— begin THE DATA —
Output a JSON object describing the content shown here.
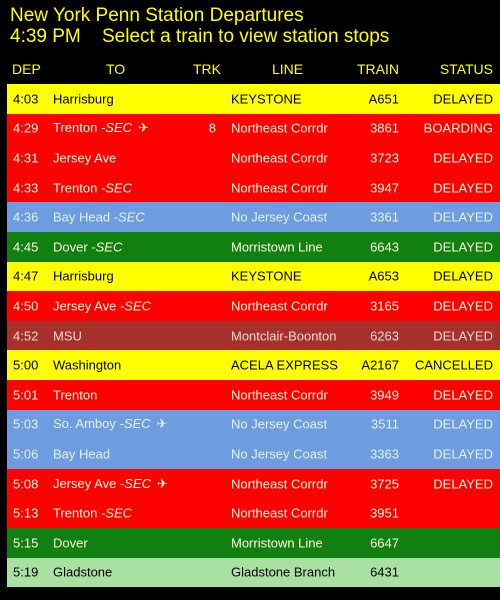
{
  "header": {
    "title": "New York Penn Station Departures",
    "time": "4:39 PM",
    "instruction": "Select a train to view station stops"
  },
  "columns": {
    "dep": "DEP",
    "to": "TO",
    "trk": "TRK",
    "line": "LINE",
    "train": "TRAIN",
    "status": "STATUS"
  },
  "colors": {
    "yellow": "#FFFF00",
    "red": "#FF0000",
    "blue": "#6F9BE1",
    "green": "#118011",
    "maroon": "#A7312A",
    "light_green": "#A8E1A2"
  },
  "rows": [
    {
      "dep": "4:03",
      "to": "Harrisburg",
      "to_suffix": "",
      "icon": "",
      "trk": "",
      "line": "KEYSTONE",
      "train": "A651",
      "status": "DELAYED",
      "theme": "yellow"
    },
    {
      "dep": "4:29",
      "to": "Trenton",
      "to_suffix": " -SEC",
      "icon": "airplane-icon",
      "trk": "8",
      "line": "Northeast Corrdr",
      "train": "3861",
      "status": "BOARDING",
      "theme": "red"
    },
    {
      "dep": "4:31",
      "to": "Jersey Ave",
      "to_suffix": "",
      "icon": "",
      "trk": "",
      "line": "Northeast Corrdr",
      "train": "3723",
      "status": "DELAYED",
      "theme": "red"
    },
    {
      "dep": "4:33",
      "to": "Trenton",
      "to_suffix": " -SEC",
      "icon": "",
      "trk": "",
      "line": "Northeast Corrdr",
      "train": "3947",
      "status": "DELAYED",
      "theme": "red"
    },
    {
      "dep": "4:36",
      "to": "Bay Head",
      "to_suffix": " -SEC",
      "icon": "",
      "trk": "",
      "line": "No Jersey Coast",
      "train": "3361",
      "status": "DELAYED",
      "theme": "blue"
    },
    {
      "dep": "4:45",
      "to": "Dover",
      "to_suffix": " -SEC",
      "icon": "",
      "trk": "",
      "line": "Morristown Line",
      "train": "6643",
      "status": "DELAYED",
      "theme": "green"
    },
    {
      "dep": "4:47",
      "to": "Harrisburg",
      "to_suffix": "",
      "icon": "",
      "trk": "",
      "line": "KEYSTONE",
      "train": "A653",
      "status": "DELAYED",
      "theme": "yellow"
    },
    {
      "dep": "4:50",
      "to": "Jersey Ave",
      "to_suffix": " -SEC",
      "icon": "",
      "trk": "",
      "line": "Northeast Corrdr",
      "train": "3165",
      "status": "DELAYED",
      "theme": "red"
    },
    {
      "dep": "4:52",
      "to": "MSU",
      "to_suffix": "",
      "icon": "",
      "trk": "",
      "line": "Montclair-Boonton",
      "train": "6263",
      "status": "DELAYED",
      "theme": "maroon"
    },
    {
      "dep": "5:00",
      "to": "Washington",
      "to_suffix": "",
      "icon": "",
      "trk": "",
      "line": "ACELA EXPRESS",
      "train": "A2167",
      "status": "CANCELLED",
      "theme": "yellow"
    },
    {
      "dep": "5:01",
      "to": "Trenton",
      "to_suffix": "",
      "icon": "",
      "trk": "",
      "line": "Northeast Corrdr",
      "train": "3949",
      "status": "DELAYED",
      "theme": "red"
    },
    {
      "dep": "5:03",
      "to": "So. Amboy",
      "to_suffix": " -SEC",
      "icon": "airplane-icon",
      "trk": "",
      "line": "No Jersey Coast",
      "train": "3511",
      "status": "DELAYED",
      "theme": "blue"
    },
    {
      "dep": "5:06",
      "to": "Bay Head",
      "to_suffix": "",
      "icon": "",
      "trk": "",
      "line": "No Jersey Coast",
      "train": "3363",
      "status": "DELAYED",
      "theme": "blue"
    },
    {
      "dep": "5:08",
      "to": "Jersey Ave",
      "to_suffix": " -SEC",
      "icon": "airplane-icon",
      "trk": "",
      "line": "Northeast Corrdr",
      "train": "3725",
      "status": "DELAYED",
      "theme": "red"
    },
    {
      "dep": "5:13",
      "to": "Trenton",
      "to_suffix": " -SEC",
      "icon": "",
      "trk": "",
      "line": "Northeast Corrdr",
      "train": "3951",
      "status": "",
      "theme": "red"
    },
    {
      "dep": "5:15",
      "to": "Dover",
      "to_suffix": "",
      "icon": "",
      "trk": "",
      "line": "Morristown Line",
      "train": "6647",
      "status": "",
      "theme": "green"
    },
    {
      "dep": "5:19",
      "to": "Gladstone",
      "to_suffix": "",
      "icon": "",
      "trk": "",
      "line": "Gladstone Branch",
      "train": "6431",
      "status": "",
      "theme": "light_green"
    }
  ]
}
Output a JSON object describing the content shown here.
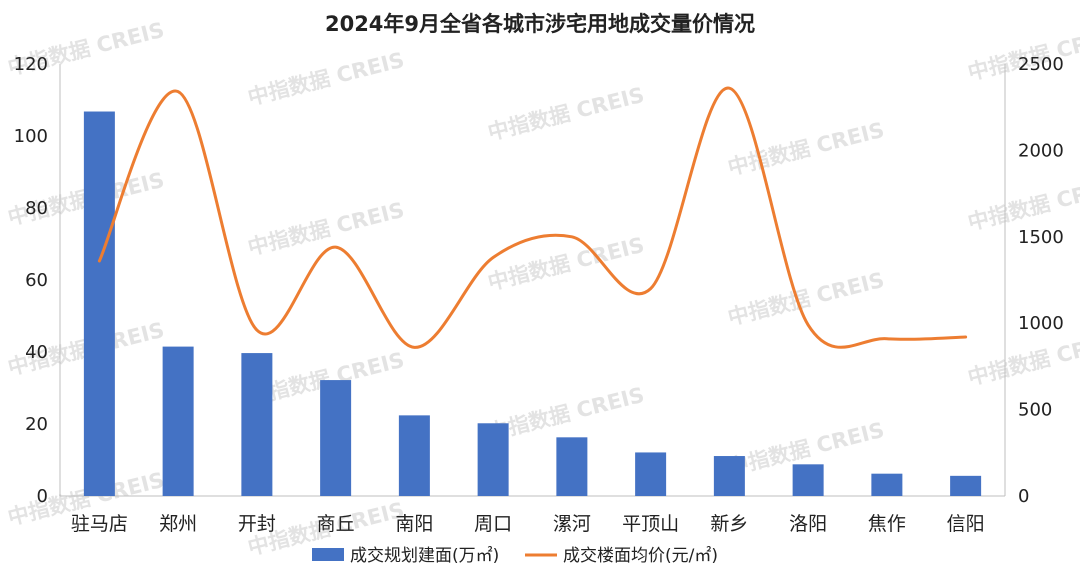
— end THE DATA —
◆ WHAT TO WORK ON ◆
Give back the whole listing as it stands, minus its pictures.

◆ CORRECT RESPONSE ◆
Output a JSON object describing the content shown here.
{
  "header": {
    "title": "New York Penn Station Departures",
    "time": "4:39 PM",
    "instruction": "Select a train to view station stops"
  },
  "columns": {
    "dep": "DEP",
    "to": "TO",
    "trk": "TRK",
    "line": "LINE",
    "train": "TRAIN",
    "status": "STATUS"
  },
  "colors": {
    "yellow": "#FFFF00",
    "red": "#FF0000",
    "blue": "#6F9BE1",
    "green": "#118011",
    "maroon": "#A7312A",
    "light_green": "#A8E1A2"
  },
  "rows": [
    {
      "dep": "4:03",
      "to": "Harrisburg",
      "to_suffix": "",
      "icon": "",
      "trk": "",
      "line": "KEYSTONE",
      "train": "A651",
      "status": "DELAYED",
      "theme": "yellow"
    },
    {
      "dep": "4:29",
      "to": "Trenton",
      "to_suffix": " -SEC",
      "icon": "airplane-icon",
      "trk": "8",
      "line": "Northeast Corrdr",
      "train": "3861",
      "status": "BOARDING",
      "theme": "red"
    },
    {
      "dep": "4:31",
      "to": "Jersey Ave",
      "to_suffix": "",
      "icon": "",
      "trk": "",
      "line": "Northeast Corrdr",
      "train": "3723",
      "status": "DELAYED",
      "theme": "red"
    },
    {
      "dep": "4:33",
      "to": "Trenton",
      "to_suffix": " -SEC",
      "icon": "",
      "trk": "",
      "line": "Northeast Corrdr",
      "train": "3947",
      "status": "DELAYED",
      "theme": "red"
    },
    {
      "dep": "4:36",
      "to": "Bay Head",
      "to_suffix": " -SEC",
      "icon": "",
      "trk": "",
      "line": "No Jersey Coast",
      "train": "3361",
      "status": "DELAYED",
      "theme": "blue"
    },
    {
      "dep": "4:45",
      "to": "Dover",
      "to_suffix": " -SEC",
      "icon": "",
      "trk": "",
      "line": "Morristown Line",
      "train": "6643",
      "status": "DELAYED",
      "theme": "green"
    },
    {
      "dep": "4:47",
      "to": "Harrisburg",
      "to_suffix": "",
      "icon": "",
      "trk": "",
      "line": "KEYSTONE",
      "train": "A653",
      "status": "DELAYED",
      "theme": "yellow"
    },
    {
      "dep": "4:50",
      "to": "Jersey Ave",
      "to_suffix": " -SEC",
      "icon": "",
      "trk": "",
      "line": "Northeast Corrdr",
      "train": "3165",
      "status": "DELAYED",
      "theme": "red"
    },
    {
      "dep": "4:52",
      "to": "MSU",
      "to_suffix": "",
      "icon": "",
      "trk": "",
      "line": "Montclair-Boonton",
      "train": "6263",
      "status": "DELAYED",
      "theme": "maroon"
    },
    {
      "dep": "5:00",
      "to": "Washington",
      "to_suffix": "",
      "icon": "",
      "trk": "",
      "line": "ACELA EXPRESS",
      "train": "A2167",
      "status": "CANCELLED",
      "theme": "yellow"
    },
    {
      "dep": "5:01",
      "to": "Trenton",
      "to_suffix": "",
      "icon": "",
      "trk": "",
      "line": "Northeast Corrdr",
      "train": "3949",
      "status": "DELAYED",
      "theme": "red"
    },
    {
      "dep": "5:03",
      "to": "So. Amboy",
      "to_suffix": " -SEC",
      "icon": "airplane-icon",
      "trk": "",
      "line": "No Jersey Coast",
      "train": "3511",
      "status": "DELAYED",
      "theme": "blue"
    },
    {
      "dep": "5:06",
      "to": "Bay Head",
      "to_suffix": "",
      "icon": "",
      "trk": "",
      "line": "No Jersey Coast",
      "train": "3363",
      "status": "DELAYED",
      "theme": "blue"
    },
    {
      "dep": "5:08",
      "to": "Jersey Ave",
      "to_suffix": " -SEC",
      "icon": "airplane-icon",
      "trk": "",
      "line": "Northeast Corrdr",
      "train": "3725",
      "status": "DELAYED",
      "theme": "red"
    },
    {
      "dep": "5:13",
      "to": "Trenton",
      "to_suffix": " -SEC",
      "icon": "",
      "trk": "",
      "line": "Northeast Corrdr",
      "train": "3951",
      "status": "",
      "theme": "red"
    },
    {
      "dep": "5:15",
      "to": "Dover",
      "to_suffix": "",
      "icon": "",
      "trk": "",
      "line": "Morristown Line",
      "train": "6647",
      "status": "",
      "theme": "green"
    },
    {
      "dep": "5:19",
      "to": "Gladstone",
      "to_suffix": "",
      "icon": "",
      "trk": "",
      "line": "Gladstone Branch",
      "train": "6431",
      "status": "",
      "theme": "light_green"
    }
  ]
}
Output a JSON object describing the content shown here.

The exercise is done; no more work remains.